• **Goal**
Transcribe every line exactly. Leave the pictures behind.

• **Data for this exercise**

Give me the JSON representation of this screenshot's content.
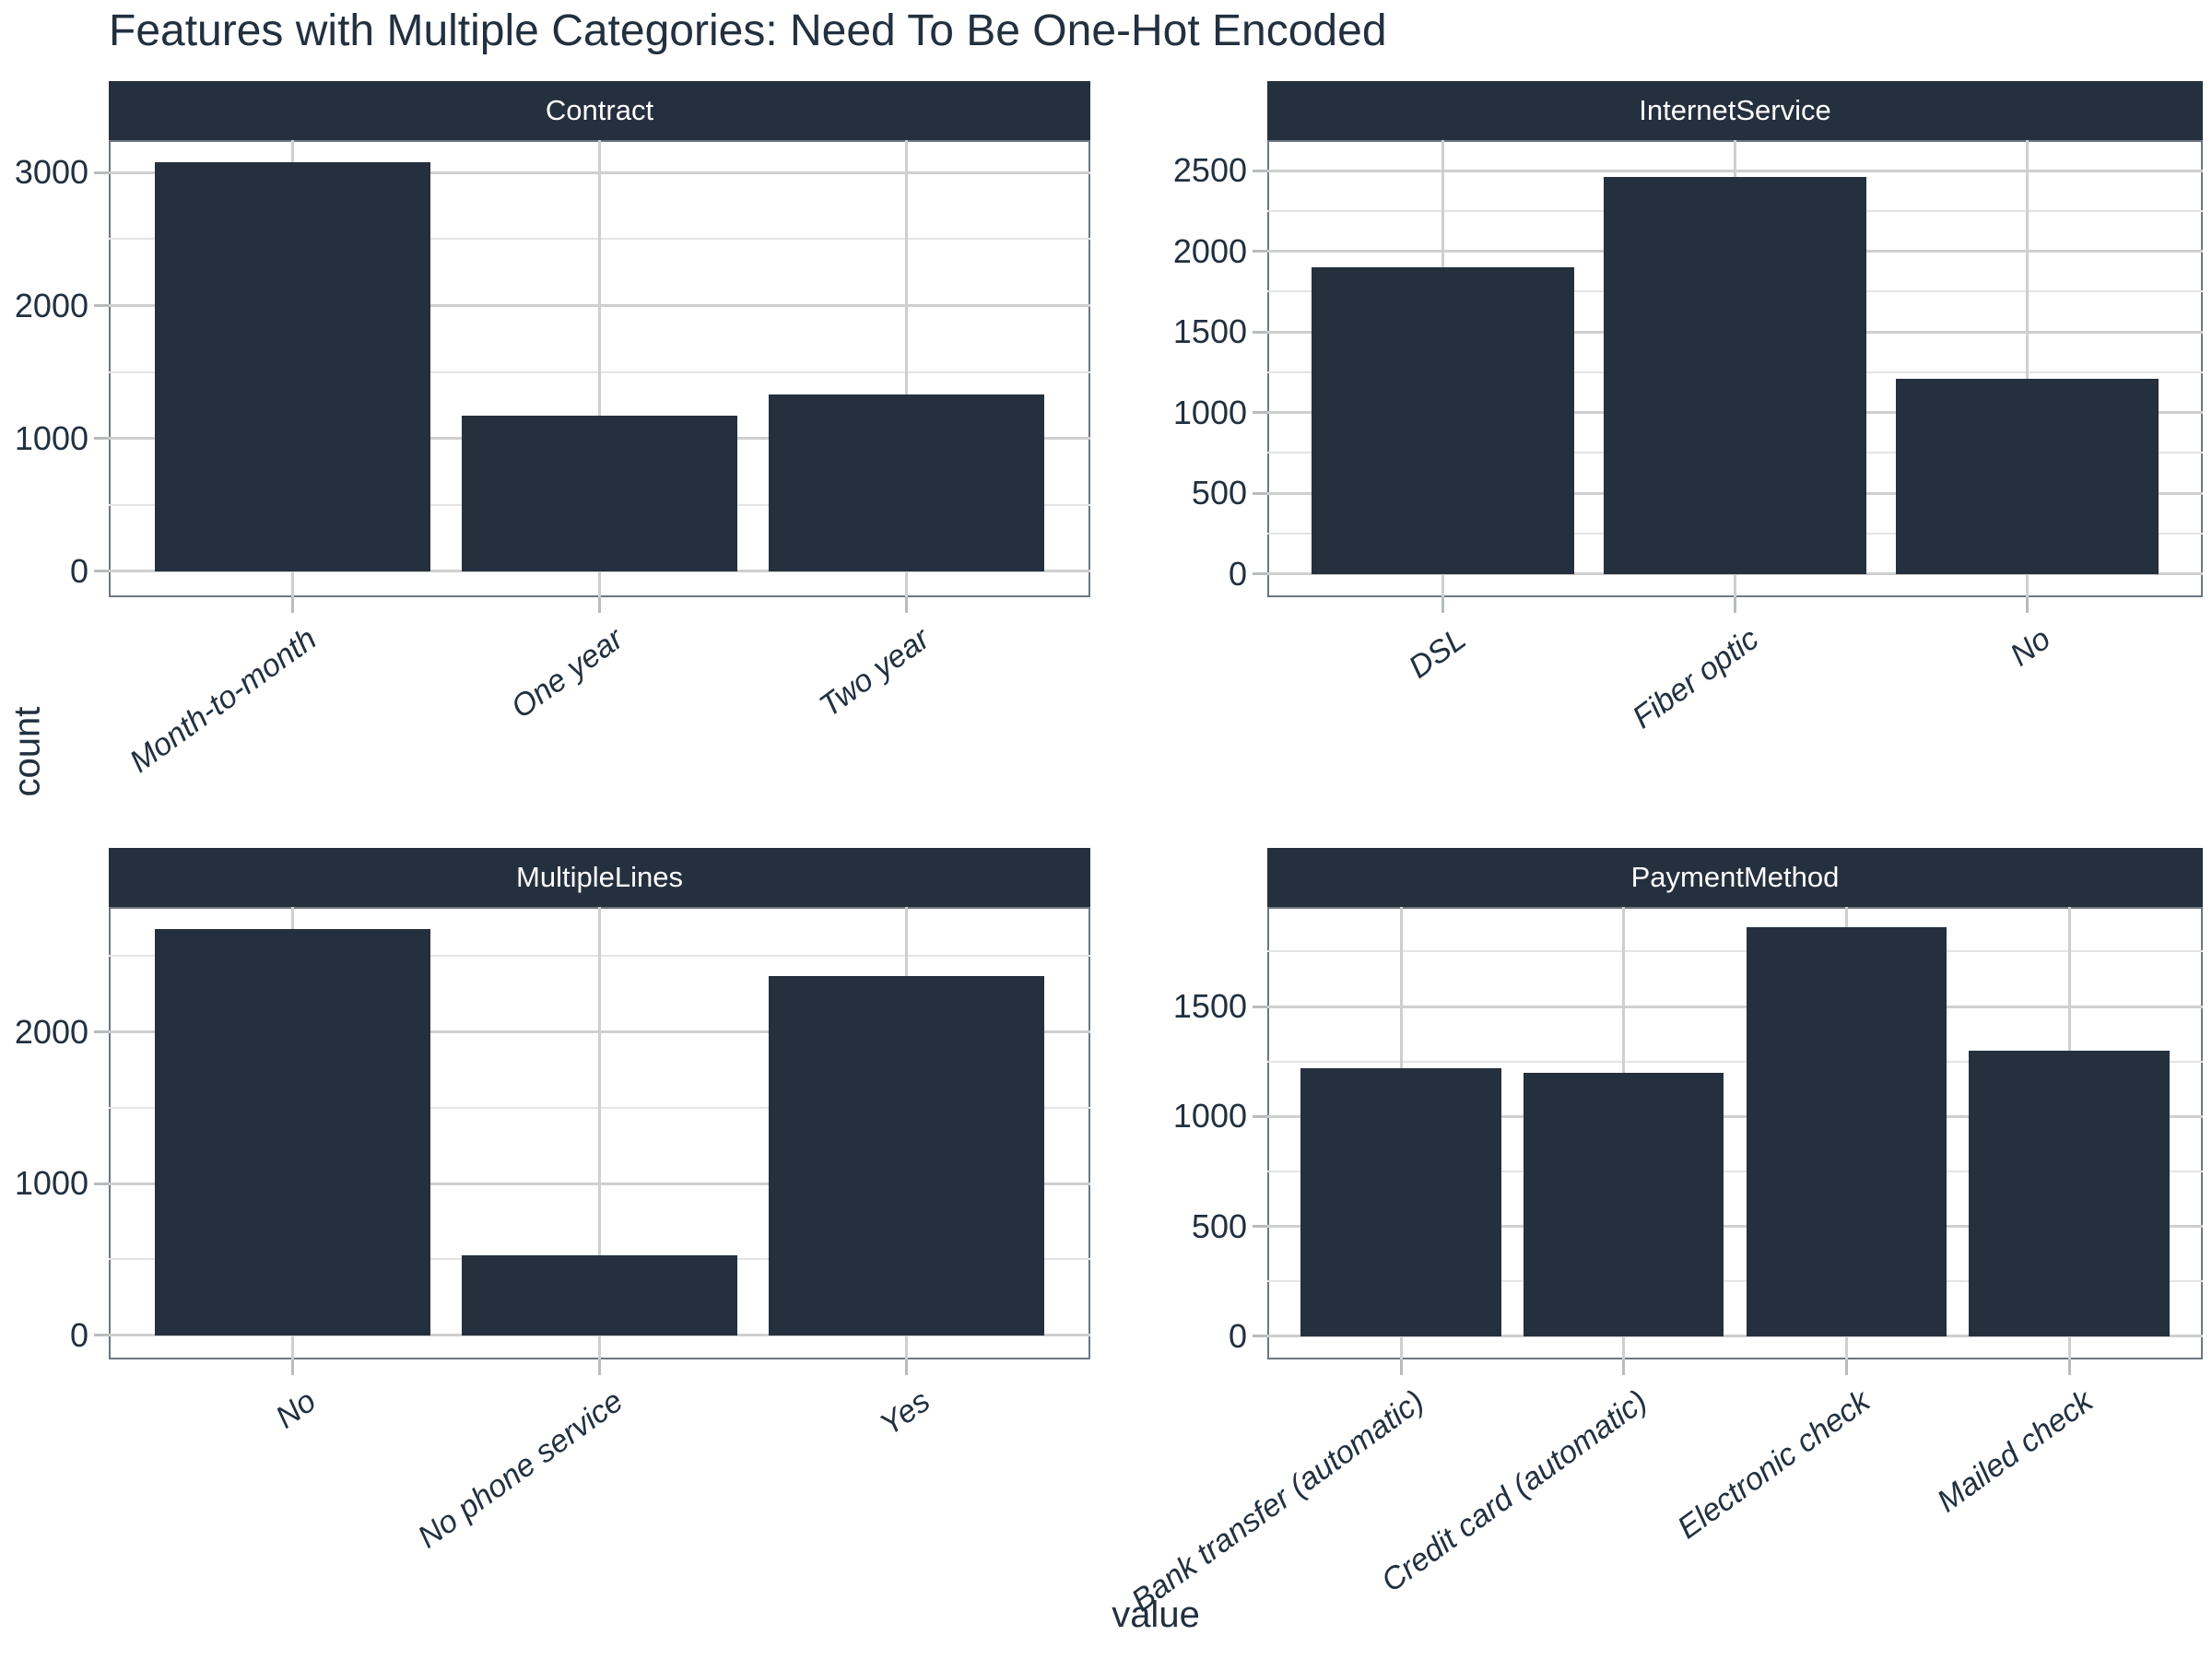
{
  "title": "Features with Multiple Categories: Need To Be One-Hot Encoded",
  "axes": {
    "x_label": "value",
    "y_label": "count"
  },
  "colors": {
    "bar": "#25303e",
    "strip_background": "#25303e",
    "strip_text": "#ffffff",
    "axis_text": "#22303f",
    "grid_major": "#cfcfcf",
    "grid_minor": "#e4e4e4",
    "panel_border": "#6e7681",
    "tick_mark": "#b9bcbf",
    "background": "#ffffff"
  },
  "chart_data": [
    {
      "type": "bar",
      "title": "Contract",
      "categories": [
        "Month-to-month",
        "One year",
        "Two year"
      ],
      "values": [
        3080,
        1170,
        1330
      ],
      "yticks_major": [
        0,
        1000,
        2000,
        3000
      ],
      "yticks_minor": [
        500,
        1500,
        2500
      ],
      "ylim": [
        -195,
        3245
      ],
      "grid": "on",
      "xlabel": "value",
      "ylabel": "count"
    },
    {
      "type": "bar",
      "title": "InternetService",
      "categories": [
        "DSL",
        "Fiber optic",
        "No"
      ],
      "values": [
        1900,
        2460,
        1210
      ],
      "yticks_major": [
        0,
        500,
        1000,
        1500,
        2000,
        2500
      ],
      "yticks_minor": [
        250,
        750,
        1250,
        1750,
        2250
      ],
      "ylim": [
        -145,
        2690
      ],
      "grid": "on",
      "xlabel": "value",
      "ylabel": "count"
    },
    {
      "type": "bar",
      "title": "MultipleLines",
      "categories": [
        "No",
        "No phone service",
        "Yes"
      ],
      "values": [
        2680,
        530,
        2370
      ],
      "yticks_major": [
        0,
        1000,
        2000
      ],
      "yticks_minor": [
        500,
        1500,
        2500
      ],
      "ylim": [
        -160,
        2825
      ],
      "grid": "on",
      "xlabel": "value",
      "ylabel": "count"
    },
    {
      "type": "bar",
      "title": "PaymentMethod",
      "categories": [
        "Bank transfer (automatic)",
        "Credit card (automatic)",
        "Electronic check",
        "Mailed check"
      ],
      "values": [
        1220,
        1200,
        1860,
        1300
      ],
      "yticks_major": [
        0,
        500,
        1000,
        1500
      ],
      "yticks_minor": [
        250,
        750,
        1250,
        1750
      ],
      "ylim": [
        -105,
        1953
      ],
      "grid": "on",
      "xlabel": "value",
      "ylabel": "count"
    }
  ]
}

• **Written response**
Give me the JSON representation of this screenshot's content.
{
  "title": "Features with Multiple Categories: Need To Be One-Hot Encoded",
  "axes": {
    "x_label": "value",
    "y_label": "count"
  },
  "colors": {
    "bar": "#25303e",
    "strip_background": "#25303e",
    "strip_text": "#ffffff",
    "axis_text": "#22303f",
    "grid_major": "#cfcfcf",
    "grid_minor": "#e4e4e4",
    "panel_border": "#6e7681",
    "tick_mark": "#b9bcbf",
    "background": "#ffffff"
  },
  "chart_data": [
    {
      "type": "bar",
      "title": "Contract",
      "categories": [
        "Month-to-month",
        "One year",
        "Two year"
      ],
      "values": [
        3080,
        1170,
        1330
      ],
      "yticks_major": [
        0,
        1000,
        2000,
        3000
      ],
      "yticks_minor": [
        500,
        1500,
        2500
      ],
      "ylim": [
        -195,
        3245
      ],
      "grid": "on",
      "xlabel": "value",
      "ylabel": "count"
    },
    {
      "type": "bar",
      "title": "InternetService",
      "categories": [
        "DSL",
        "Fiber optic",
        "No"
      ],
      "values": [
        1900,
        2460,
        1210
      ],
      "yticks_major": [
        0,
        500,
        1000,
        1500,
        2000,
        2500
      ],
      "yticks_minor": [
        250,
        750,
        1250,
        1750,
        2250
      ],
      "ylim": [
        -145,
        2690
      ],
      "grid": "on",
      "xlabel": "value",
      "ylabel": "count"
    },
    {
      "type": "bar",
      "title": "MultipleLines",
      "categories": [
        "No",
        "No phone service",
        "Yes"
      ],
      "values": [
        2680,
        530,
        2370
      ],
      "yticks_major": [
        0,
        1000,
        2000
      ],
      "yticks_minor": [
        500,
        1500,
        2500
      ],
      "ylim": [
        -160,
        2825
      ],
      "grid": "on",
      "xlabel": "value",
      "ylabel": "count"
    },
    {
      "type": "bar",
      "title": "PaymentMethod",
      "categories": [
        "Bank transfer (automatic)",
        "Credit card (automatic)",
        "Electronic check",
        "Mailed check"
      ],
      "values": [
        1220,
        1200,
        1860,
        1300
      ],
      "yticks_major": [
        0,
        500,
        1000,
        1500
      ],
      "yticks_minor": [
        250,
        750,
        1250,
        1750
      ],
      "ylim": [
        -105,
        1953
      ],
      "grid": "on",
      "xlabel": "value",
      "ylabel": "count"
    }
  ]
}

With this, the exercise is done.